-------- Records for this exercise --------

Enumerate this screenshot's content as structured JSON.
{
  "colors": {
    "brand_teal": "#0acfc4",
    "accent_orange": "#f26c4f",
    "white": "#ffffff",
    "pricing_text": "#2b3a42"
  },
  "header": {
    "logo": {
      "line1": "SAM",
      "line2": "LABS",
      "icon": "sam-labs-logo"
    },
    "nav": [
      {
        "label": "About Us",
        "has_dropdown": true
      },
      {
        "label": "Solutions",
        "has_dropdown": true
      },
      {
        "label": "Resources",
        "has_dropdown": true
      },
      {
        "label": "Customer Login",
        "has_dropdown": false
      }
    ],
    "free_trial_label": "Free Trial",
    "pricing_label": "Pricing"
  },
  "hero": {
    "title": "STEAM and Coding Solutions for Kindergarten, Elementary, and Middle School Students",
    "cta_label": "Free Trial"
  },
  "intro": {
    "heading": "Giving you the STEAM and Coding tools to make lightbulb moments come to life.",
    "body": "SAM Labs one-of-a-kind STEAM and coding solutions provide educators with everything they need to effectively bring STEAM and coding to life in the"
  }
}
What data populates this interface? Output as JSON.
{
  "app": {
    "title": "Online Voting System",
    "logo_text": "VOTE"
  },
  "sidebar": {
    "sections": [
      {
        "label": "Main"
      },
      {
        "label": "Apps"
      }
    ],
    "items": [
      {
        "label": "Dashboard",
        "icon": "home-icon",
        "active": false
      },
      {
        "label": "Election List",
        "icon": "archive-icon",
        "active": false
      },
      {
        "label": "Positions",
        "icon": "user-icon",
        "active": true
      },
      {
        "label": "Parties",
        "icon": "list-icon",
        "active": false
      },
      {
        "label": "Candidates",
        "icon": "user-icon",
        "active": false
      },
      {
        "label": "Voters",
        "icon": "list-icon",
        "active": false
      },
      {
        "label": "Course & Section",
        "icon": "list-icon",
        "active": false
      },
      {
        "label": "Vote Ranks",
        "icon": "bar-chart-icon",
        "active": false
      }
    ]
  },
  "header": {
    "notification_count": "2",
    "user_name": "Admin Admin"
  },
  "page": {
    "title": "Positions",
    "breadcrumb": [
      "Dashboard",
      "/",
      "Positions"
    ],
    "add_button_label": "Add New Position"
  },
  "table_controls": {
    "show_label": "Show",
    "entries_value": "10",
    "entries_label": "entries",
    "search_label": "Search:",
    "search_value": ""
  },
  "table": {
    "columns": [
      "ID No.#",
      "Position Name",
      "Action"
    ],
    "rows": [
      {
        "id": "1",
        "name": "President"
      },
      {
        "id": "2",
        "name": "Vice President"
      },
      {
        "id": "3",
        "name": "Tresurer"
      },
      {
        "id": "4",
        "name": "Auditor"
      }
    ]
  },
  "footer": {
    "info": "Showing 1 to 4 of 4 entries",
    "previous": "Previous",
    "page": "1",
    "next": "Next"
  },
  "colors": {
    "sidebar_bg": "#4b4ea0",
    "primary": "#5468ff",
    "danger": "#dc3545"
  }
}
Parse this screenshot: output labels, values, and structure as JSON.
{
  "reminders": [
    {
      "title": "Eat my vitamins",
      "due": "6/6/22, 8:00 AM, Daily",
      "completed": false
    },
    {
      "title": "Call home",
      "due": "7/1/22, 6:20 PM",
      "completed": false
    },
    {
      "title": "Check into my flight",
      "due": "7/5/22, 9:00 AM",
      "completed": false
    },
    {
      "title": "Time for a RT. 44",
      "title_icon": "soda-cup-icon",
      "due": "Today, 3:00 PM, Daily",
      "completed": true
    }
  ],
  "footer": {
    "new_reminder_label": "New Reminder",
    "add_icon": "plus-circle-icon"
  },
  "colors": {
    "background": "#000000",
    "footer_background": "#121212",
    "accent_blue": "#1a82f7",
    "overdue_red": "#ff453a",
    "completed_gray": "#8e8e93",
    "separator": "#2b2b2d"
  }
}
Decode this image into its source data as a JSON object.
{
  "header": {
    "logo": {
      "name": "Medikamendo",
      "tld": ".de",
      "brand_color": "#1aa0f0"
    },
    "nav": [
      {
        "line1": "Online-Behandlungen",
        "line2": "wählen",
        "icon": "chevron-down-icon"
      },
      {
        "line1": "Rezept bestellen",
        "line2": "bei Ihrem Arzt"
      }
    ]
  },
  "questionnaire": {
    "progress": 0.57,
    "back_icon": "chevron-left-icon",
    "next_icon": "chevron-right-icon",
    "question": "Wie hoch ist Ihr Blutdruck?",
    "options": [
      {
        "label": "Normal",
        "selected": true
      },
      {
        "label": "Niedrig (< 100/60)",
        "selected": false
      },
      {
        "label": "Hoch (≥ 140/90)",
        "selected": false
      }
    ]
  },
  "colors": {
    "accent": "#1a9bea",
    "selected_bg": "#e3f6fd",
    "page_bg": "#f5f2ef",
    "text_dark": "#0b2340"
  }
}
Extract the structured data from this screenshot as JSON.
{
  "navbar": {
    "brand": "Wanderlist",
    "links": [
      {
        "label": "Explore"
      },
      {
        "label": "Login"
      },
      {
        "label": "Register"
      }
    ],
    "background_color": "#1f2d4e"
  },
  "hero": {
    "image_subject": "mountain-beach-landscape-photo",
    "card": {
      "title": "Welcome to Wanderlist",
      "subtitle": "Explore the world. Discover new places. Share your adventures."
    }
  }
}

--------

Where does the word "JSON" appear in the listing? List each line that holds it.

#### In response:
Enumerate this screenshot's content as structured JSON.
What data populates this interface? Output as JSON.
Parse this screenshot: output labels, values, and structure as JSON.
Decode this image into its source data as a JSON object.
Extract the structured data from this screenshot as JSON.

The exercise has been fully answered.